* **Description of the task**
State the number of lines that contain "retornar", with no other text.

* **Records supplied**
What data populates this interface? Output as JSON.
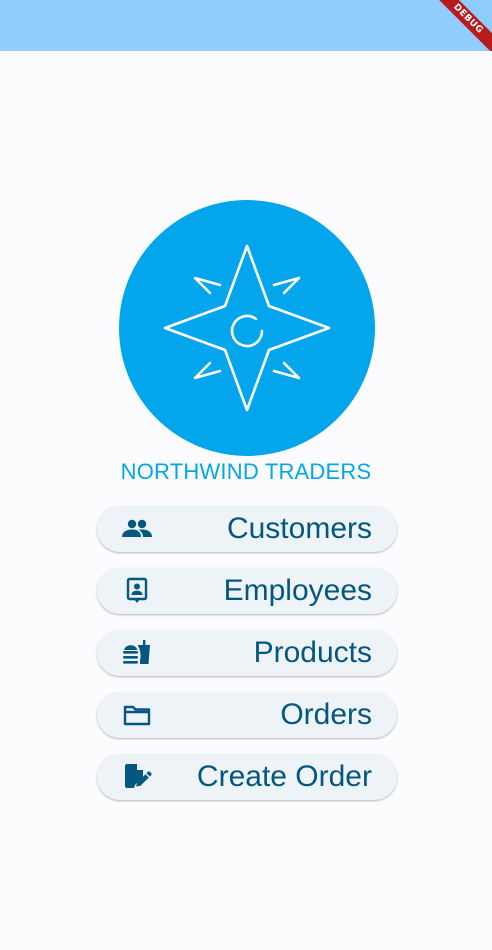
{
  "app": {
    "brand_name": "NORTHWIND TRADERS",
    "debug_banner": "DEBUG",
    "colors": {
      "status_bar": "#90cdfd",
      "accent": "#03a6ed",
      "button_text": "#04577f",
      "button_bg": "#eef3f8",
      "background": "#fcfcff"
    }
  },
  "logo": {
    "icon": "compass-star-icon"
  },
  "menu": {
    "items": [
      {
        "label": "Customers",
        "icon": "people-icon"
      },
      {
        "label": "Employees",
        "icon": "contact-badge-icon"
      },
      {
        "label": "Products",
        "icon": "fastfood-icon"
      },
      {
        "label": "Orders",
        "icon": "folder-icon"
      },
      {
        "label": "Create Order",
        "icon": "edit-document-icon"
      }
    ]
  }
}
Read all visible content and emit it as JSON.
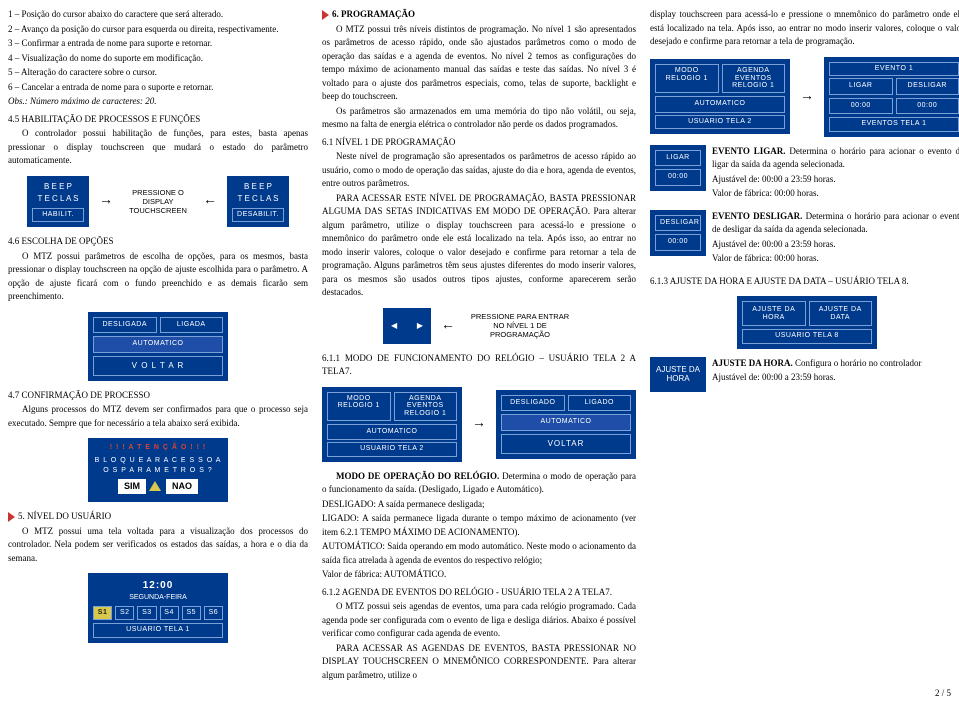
{
  "c1": {
    "l1": "1 – Posição do cursor abaixo do caractere que será alterado.",
    "l2": "2 – Avanço da posição do cursor para esquerda ou direita, respectivamente.",
    "l3": "3 – Confirmar a entrada de nome para suporte e retornar.",
    "l4": "4 – Visualização do nome do suporte em modificação.",
    "l5": "5 – Alteração do caractere sobre o cursor.",
    "l6": "6 – Cancelar a entrada de nome para o suporte e retornar.",
    "obs": "Obs.: Número máximo de caracteres: 20.",
    "s45": "4.5 HABILITAÇÃO DE PROCESSOS E FUNÇÕES",
    "s45t": "O controlador possui habilitação de funções, para estes, basta apenas pressionar o display touchscreen que mudará o estado do parâmetro automaticamente.",
    "beep": "B E E P",
    "teclas": "T E C L A S",
    "habilit": "HABILIT.",
    "desabilit": "DESABILIT.",
    "press_disp": "PRESSIONE O DISPLAY TOUCHSCREEN",
    "s46": "4.6 ESCOLHA DE OPÇÕES",
    "s46t": "O MTZ possui parâmetros de escolha de opções, para os mesmos, basta pressionar o display touchscreen na opção de ajuste escolhida para o parâmetro. A opção de ajuste ficará com o fundo preenchido e as demais ficarão sem preenchimento.",
    "desligada": "DESLIGADA",
    "ligada": "LIGADA",
    "automatico": "AUTOMATICO",
    "voltar": "V O L T A R",
    "s47": "4.7 CONFIRMAÇÃO DE PROCESSO",
    "s47t": "Alguns processos do MTZ devem ser confirmados para que o processo seja executado. Sempre que for necessário a tela abaixo será exibida.",
    "atencao": "! ! ! A T E N Ç Ã O ! ! !",
    "bloquear": "B L O Q U E A R  A C E S S O  A O S  P A R A M E T R O S ?",
    "sim": "SIM",
    "nao": "NAO",
    "s5": "5. NÍVEL DO USUÁRIO",
    "s5t": "O MTZ possui uma tela voltada para a visualização dos processos do controlador. Nela podem ser verificados os estados das saídas, a hora e o dia da semana.",
    "clock": "12:00",
    "dow": "SEGUNDA-FEIRA",
    "s1": "S1",
    "s2l": "S2",
    "s3": "S3",
    "s4": "S4",
    "s5l": "S5",
    "s6": "S6",
    "usuario1": "USUARIO TELA 1"
  },
  "c2": {
    "s6": "6. PROGRAMAÇÃO",
    "p1": "O MTZ possui três níveis distintos de programação. No nível 1 são apresentados os parâmetros de acesso rápido, onde são ajustados parâmetros como o modo de operação das saídas e a agenda de eventos. No nível 2 temos as configurações do tempo máximo de acionamento manual das saídas e teste das saídas. No nível 3 é voltado para o ajuste dos parâmetros especiais, como, telas de suporte, backlight e beep do touchscreen.",
    "p2": "Os parâmetros são armazenados em uma memória do tipo não volátil, ou seja, mesmo na falta de energia elétrica o controlador não perde os dados programados.",
    "s61": "6.1 NÍVEL 1 DE PROGRAMAÇÃO",
    "p3": "Neste nível de programação são apresentados os parâmetros de acesso rápido ao usuário, como o modo de operação das saídas, ajuste do dia e hora, agenda de eventos, entre outros parâmetros.",
    "p4": "PARA ACESSAR ESTE NÍVEL DE PROGRAMAÇÃO, BASTA PRESSIONAR ALGUMA DAS SETAS INDICATIVAS EM MODO DE OPERAÇÃO. Para alterar algum parâmetro, utilize o display touchscreen para acessá-lo e pressione o mnemônico do parâmetro onde ele está localizado na tela. Após isso, ao entrar no modo inserir valores, coloque o valor desejado e confirme para retornar a tela de programação. Alguns parâmetros têm seus ajustes diferentes do modo inserir valores, para os mesmos são usados outros tipos ajustes, conforme aparecerem serão destacados.",
    "press_enter": "PRESSIONE PARA ENTRAR NO NÍVEL 1 DE PROGRAMAÇÃO",
    "s611": "6.1.1 MODO DE FUNCIONAMENTO DO RELÓGIO – USUÁRIO TELA 2 A TELA7.",
    "modo_relogio": "MODO RELOGIO 1",
    "agenda_ev": "AGENDA EVENTOS RELOGIO 1",
    "automatico": "AUTOMATICO",
    "usuario2": "USUARIO TELA 2",
    "desligado": "DESLIGADO",
    "ligado": "LIGADO",
    "voltar": "VOLTAR",
    "modo_title": "MODO DE OPERAÇÃO DO RELÓGIO.",
    "modo_t": " Determina o modo de operação para o funcionamento da saída. (Desligado, Ligado e Automático).",
    "desl_t": "DESLIGADO: A saída permanece desligada;",
    "lig_t": "LIGADO: A saída permanece ligada durante o tempo máximo de acionamento (ver item 6.2.1 TEMPO MÁXIMO DE ACIONAMENTO).",
    "auto_t": "AUTOMÁTICO: Saída operando em modo automático. Neste modo o acionamento da saída fica atrelada à agenda de eventos do respectivo relógio;",
    "vf": "Valor de fábrica: AUTOMÁTICO.",
    "s612": "6.1.2 AGENDA DE EVENTOS DO RELÓGIO - USUÁRIO TELA 2 A TELA7.",
    "s612t1": "O MTZ possui seis agendas de eventos, uma para cada relógio programado. Cada agenda pode ser configurada com o evento de liga e desliga diários. Abaixo é possível verificar como configurar cada agenda de evento.",
    "s612t2": "PARA ACESSAR AS AGENDAS DE EVENTOS, BASTA PRESSIONAR NO DISPLAY TOUCHSCREEN O MNEMÔNICO CORRESPONDENTE. Para alterar algum parâmetro, utilize o"
  },
  "c3": {
    "p1": "display touchscreen para acessá-lo e pressione o mnemônico do parâmetro onde ele está localizado na tela. Após isso, ao entrar no modo inserir valores, coloque o valor desejado e confirme para retornar a tela de programação.",
    "modo_relogio": "MODO RELOGIO 1",
    "agenda_ev": "AGENDA EVENTOS RELOGIO 1",
    "automatico": "AUTOMATICO",
    "usuario2": "USUARIO TELA 2",
    "evento1": "EVENTO 1",
    "ligar": "LIGAR",
    "desligar": "DESLIGAR",
    "t0": "00:00",
    "eventos1": "EVENTOS TELA 1",
    "ev_lig_h": "EVENTO LIGAR.",
    "ev_lig_t": " Determina o horário para acionar o evento de ligar da saída da agenda selecionada.",
    "aj": "Ajustável de: 00:00 a 23:59 horas.",
    "vf": "Valor de fábrica: 00:00 horas.",
    "ev_des_h": "EVENTO DESLIGAR.",
    "ev_des_t": " Determina o horário para acionar o evento de desligar da saída da agenda selecionada.",
    "s613": "6.1.3 AJUSTE DA HORA E AJUSTE DA DATA – USUÁRIO TELA 8.",
    "aj_hora": "AJUSTE DA HORA",
    "aj_data": "AJUSTE DA DATA",
    "usuario8": "USUARIO TELA 8",
    "aj_h_title": "AJUSTE DA HORA.",
    "aj_h_t": " Configura o horário no controlador",
    "aj2": "Ajustável de: 00:00 a 23:59 horas."
  },
  "footer": "2 / 5"
}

* **Exercise answer**
4